Saved entries:
— START —
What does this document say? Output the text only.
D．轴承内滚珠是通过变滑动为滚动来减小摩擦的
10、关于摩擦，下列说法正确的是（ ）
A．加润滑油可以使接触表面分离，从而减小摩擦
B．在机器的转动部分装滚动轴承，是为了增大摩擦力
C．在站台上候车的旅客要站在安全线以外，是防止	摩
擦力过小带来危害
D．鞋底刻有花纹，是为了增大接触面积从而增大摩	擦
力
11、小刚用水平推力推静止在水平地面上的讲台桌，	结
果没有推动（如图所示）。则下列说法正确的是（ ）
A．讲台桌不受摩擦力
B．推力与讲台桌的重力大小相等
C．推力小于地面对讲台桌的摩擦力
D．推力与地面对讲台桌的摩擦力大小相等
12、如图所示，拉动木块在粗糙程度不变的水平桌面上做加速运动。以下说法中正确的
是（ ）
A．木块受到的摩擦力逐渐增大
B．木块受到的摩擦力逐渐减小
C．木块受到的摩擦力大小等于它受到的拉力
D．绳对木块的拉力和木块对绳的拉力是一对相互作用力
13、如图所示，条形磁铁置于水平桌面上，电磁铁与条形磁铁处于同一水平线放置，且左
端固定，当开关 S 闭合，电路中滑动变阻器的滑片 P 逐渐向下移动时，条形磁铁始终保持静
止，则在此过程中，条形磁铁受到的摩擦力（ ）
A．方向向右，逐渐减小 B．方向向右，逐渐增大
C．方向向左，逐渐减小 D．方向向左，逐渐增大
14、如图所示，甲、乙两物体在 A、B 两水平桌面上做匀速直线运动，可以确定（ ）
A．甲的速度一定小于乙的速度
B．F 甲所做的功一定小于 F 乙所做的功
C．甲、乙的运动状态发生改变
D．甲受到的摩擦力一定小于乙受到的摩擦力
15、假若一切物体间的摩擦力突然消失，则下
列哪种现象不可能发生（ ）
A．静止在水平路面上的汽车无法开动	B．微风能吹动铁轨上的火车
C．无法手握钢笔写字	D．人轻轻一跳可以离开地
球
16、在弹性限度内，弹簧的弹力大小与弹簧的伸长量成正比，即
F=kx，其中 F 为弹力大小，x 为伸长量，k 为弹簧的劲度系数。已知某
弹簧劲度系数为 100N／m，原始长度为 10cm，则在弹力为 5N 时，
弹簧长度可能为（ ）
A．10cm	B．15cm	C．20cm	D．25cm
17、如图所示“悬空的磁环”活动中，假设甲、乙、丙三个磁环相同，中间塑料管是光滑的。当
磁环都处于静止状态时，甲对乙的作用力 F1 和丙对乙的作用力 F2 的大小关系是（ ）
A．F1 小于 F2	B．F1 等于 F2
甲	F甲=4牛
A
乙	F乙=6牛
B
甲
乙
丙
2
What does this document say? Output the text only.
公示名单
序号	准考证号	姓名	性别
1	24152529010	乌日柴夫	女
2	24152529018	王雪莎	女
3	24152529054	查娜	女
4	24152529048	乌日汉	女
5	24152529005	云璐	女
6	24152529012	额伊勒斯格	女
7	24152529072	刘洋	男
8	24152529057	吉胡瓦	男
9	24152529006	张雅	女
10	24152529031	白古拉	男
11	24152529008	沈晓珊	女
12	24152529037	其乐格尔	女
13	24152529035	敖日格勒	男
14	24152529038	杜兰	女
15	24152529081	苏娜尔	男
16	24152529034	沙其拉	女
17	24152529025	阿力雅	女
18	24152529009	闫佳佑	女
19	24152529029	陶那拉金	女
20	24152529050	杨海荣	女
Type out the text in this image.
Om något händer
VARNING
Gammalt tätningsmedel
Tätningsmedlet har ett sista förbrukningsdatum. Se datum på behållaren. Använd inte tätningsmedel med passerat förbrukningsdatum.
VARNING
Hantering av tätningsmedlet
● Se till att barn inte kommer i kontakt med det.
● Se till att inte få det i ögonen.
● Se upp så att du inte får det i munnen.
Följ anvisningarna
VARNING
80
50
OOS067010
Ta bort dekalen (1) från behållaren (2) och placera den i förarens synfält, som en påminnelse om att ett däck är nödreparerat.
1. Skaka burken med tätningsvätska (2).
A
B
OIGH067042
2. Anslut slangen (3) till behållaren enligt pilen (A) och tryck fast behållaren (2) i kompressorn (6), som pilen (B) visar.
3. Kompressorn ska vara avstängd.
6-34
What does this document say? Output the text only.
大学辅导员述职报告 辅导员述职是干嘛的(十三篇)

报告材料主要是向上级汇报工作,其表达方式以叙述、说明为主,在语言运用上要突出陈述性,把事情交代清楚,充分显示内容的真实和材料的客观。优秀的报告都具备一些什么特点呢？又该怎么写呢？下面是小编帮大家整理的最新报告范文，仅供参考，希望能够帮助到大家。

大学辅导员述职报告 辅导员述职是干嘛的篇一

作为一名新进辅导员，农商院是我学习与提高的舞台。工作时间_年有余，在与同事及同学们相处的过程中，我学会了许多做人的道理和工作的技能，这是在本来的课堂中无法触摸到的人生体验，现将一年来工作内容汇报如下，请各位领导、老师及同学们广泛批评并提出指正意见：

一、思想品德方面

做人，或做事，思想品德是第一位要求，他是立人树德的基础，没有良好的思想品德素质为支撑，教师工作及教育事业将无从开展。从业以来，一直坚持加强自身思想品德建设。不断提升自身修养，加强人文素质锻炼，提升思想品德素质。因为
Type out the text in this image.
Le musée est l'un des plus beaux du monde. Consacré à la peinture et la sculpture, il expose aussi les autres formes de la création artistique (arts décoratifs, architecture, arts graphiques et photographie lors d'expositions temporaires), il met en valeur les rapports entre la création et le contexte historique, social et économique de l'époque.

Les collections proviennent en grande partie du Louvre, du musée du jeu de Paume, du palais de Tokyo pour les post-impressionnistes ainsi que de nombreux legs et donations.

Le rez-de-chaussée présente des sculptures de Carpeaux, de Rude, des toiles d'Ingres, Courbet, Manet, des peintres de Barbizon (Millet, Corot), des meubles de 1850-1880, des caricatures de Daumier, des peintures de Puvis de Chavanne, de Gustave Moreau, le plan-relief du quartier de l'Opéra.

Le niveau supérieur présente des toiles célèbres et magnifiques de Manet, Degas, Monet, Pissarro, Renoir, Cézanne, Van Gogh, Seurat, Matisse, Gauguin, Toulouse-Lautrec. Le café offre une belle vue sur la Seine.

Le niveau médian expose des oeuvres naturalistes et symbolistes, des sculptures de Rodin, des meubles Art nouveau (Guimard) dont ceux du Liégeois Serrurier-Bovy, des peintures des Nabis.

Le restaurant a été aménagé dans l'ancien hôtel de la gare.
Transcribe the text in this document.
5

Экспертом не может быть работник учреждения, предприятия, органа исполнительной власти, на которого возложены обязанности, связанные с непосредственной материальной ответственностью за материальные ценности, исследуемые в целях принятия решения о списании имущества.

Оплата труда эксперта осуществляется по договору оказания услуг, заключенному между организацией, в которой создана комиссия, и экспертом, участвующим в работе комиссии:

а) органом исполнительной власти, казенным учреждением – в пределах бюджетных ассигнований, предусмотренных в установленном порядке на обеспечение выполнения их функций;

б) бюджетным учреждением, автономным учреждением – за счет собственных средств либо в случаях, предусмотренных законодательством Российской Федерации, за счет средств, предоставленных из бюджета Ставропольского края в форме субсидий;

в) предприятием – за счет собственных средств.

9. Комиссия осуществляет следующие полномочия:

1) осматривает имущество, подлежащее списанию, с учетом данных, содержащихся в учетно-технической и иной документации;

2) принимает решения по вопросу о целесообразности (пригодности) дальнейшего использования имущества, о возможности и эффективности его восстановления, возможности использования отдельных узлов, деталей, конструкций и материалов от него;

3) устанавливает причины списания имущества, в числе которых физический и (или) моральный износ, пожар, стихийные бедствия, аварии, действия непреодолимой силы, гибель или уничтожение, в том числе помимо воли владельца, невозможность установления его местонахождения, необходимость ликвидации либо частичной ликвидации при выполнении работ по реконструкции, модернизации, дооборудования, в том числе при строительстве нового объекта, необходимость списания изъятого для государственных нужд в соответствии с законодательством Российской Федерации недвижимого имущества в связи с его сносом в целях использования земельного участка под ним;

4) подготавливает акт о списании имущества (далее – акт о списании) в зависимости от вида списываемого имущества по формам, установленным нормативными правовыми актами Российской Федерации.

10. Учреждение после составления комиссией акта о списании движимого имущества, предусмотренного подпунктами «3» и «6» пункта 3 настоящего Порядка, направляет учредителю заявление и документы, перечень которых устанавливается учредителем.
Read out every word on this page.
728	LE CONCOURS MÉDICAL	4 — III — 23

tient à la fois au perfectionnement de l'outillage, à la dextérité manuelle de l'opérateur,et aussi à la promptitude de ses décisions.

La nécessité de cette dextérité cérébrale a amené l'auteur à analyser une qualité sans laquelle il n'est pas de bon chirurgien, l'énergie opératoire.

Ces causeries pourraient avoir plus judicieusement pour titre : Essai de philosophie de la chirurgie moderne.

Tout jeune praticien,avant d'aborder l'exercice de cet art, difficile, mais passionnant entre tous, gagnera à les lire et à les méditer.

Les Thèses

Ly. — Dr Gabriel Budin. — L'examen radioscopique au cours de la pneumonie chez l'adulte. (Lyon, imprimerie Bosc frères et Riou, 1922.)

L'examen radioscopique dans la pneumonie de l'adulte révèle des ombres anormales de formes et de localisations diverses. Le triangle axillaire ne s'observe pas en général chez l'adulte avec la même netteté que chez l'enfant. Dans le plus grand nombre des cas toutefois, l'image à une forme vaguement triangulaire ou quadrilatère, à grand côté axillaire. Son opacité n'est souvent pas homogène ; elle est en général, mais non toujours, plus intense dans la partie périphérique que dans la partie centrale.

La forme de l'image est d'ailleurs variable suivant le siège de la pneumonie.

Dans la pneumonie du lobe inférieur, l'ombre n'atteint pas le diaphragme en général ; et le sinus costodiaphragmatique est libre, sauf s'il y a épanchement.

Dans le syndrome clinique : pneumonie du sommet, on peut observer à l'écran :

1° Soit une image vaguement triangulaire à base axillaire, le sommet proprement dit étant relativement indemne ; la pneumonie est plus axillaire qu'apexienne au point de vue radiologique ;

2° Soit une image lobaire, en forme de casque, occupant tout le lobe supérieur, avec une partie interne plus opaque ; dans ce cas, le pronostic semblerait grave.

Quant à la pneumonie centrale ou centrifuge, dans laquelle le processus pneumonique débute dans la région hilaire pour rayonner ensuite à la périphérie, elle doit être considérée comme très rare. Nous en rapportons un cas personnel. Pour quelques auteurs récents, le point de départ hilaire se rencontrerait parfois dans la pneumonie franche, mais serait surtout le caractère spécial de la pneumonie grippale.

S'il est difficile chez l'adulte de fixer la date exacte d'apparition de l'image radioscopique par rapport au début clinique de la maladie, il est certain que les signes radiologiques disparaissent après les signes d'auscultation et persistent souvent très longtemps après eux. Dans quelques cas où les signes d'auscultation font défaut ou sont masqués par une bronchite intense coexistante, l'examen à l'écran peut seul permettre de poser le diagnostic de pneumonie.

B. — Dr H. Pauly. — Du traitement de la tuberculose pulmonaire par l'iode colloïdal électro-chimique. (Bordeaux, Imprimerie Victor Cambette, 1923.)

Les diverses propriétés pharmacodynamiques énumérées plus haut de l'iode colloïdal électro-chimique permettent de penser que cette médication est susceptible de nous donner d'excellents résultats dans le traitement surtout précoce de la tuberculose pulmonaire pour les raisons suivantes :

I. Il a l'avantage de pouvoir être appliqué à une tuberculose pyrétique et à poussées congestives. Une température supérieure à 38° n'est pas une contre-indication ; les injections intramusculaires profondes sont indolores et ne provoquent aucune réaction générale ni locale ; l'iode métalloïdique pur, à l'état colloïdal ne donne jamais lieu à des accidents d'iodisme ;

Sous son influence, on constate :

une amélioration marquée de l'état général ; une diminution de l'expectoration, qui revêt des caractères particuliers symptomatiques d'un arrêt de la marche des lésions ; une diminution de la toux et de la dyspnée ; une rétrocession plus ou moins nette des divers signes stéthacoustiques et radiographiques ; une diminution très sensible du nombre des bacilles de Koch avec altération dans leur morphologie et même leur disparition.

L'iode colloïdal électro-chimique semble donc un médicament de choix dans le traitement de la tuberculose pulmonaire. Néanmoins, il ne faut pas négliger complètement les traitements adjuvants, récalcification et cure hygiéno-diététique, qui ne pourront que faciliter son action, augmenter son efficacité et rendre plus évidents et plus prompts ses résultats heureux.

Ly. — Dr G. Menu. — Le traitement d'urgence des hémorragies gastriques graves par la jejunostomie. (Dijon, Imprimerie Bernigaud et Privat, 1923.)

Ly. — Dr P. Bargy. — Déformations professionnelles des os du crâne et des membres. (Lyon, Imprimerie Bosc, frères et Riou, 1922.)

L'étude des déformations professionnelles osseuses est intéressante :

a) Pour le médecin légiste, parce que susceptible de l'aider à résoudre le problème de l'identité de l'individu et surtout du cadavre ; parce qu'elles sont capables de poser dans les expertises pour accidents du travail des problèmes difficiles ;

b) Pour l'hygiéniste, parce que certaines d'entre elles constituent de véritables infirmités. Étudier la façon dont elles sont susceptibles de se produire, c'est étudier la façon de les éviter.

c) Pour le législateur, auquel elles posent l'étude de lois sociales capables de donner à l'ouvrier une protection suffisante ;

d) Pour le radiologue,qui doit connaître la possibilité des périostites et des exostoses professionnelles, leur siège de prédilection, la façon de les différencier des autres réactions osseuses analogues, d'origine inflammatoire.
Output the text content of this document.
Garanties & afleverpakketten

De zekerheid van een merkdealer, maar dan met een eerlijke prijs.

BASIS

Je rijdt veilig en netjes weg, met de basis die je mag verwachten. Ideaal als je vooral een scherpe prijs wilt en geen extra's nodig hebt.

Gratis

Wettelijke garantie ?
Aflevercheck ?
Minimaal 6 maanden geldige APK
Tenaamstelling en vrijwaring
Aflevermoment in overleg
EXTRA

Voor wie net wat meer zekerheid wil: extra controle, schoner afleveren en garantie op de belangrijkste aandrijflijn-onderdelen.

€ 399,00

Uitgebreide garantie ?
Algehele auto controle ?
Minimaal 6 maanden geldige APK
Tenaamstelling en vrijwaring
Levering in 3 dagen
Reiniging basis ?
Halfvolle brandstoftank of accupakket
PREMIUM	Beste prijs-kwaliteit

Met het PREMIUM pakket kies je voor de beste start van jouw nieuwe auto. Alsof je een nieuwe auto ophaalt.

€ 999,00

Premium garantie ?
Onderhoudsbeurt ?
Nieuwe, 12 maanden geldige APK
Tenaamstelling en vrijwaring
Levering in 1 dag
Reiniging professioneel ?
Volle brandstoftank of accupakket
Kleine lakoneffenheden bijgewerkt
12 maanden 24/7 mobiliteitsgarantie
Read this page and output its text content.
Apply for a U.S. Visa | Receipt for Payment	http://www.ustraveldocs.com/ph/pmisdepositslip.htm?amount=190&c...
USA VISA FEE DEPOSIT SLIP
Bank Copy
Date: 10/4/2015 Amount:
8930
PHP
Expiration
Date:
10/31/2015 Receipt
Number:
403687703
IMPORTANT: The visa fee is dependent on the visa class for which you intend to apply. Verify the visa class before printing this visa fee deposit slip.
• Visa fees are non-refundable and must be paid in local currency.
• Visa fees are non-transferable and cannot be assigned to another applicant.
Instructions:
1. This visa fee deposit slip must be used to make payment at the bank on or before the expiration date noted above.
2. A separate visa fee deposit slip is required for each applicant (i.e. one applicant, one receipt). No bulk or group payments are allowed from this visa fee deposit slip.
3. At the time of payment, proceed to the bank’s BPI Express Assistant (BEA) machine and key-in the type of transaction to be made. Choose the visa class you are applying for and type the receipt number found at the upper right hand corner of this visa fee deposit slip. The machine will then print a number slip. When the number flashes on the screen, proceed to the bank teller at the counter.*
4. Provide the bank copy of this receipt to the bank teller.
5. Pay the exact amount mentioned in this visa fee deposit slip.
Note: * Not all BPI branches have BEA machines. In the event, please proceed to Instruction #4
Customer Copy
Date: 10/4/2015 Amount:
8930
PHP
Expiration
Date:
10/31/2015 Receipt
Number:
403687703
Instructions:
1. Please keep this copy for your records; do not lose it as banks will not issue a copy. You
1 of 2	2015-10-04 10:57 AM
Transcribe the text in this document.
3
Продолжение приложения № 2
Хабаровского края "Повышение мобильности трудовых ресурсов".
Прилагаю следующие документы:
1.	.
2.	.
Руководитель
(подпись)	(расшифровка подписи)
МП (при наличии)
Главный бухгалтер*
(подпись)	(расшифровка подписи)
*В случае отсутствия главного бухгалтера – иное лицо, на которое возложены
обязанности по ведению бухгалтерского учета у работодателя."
— END —
Stated goal: Check each line in the listing above for the string "page", then report how many lines contain it, with no other text.

Response: 2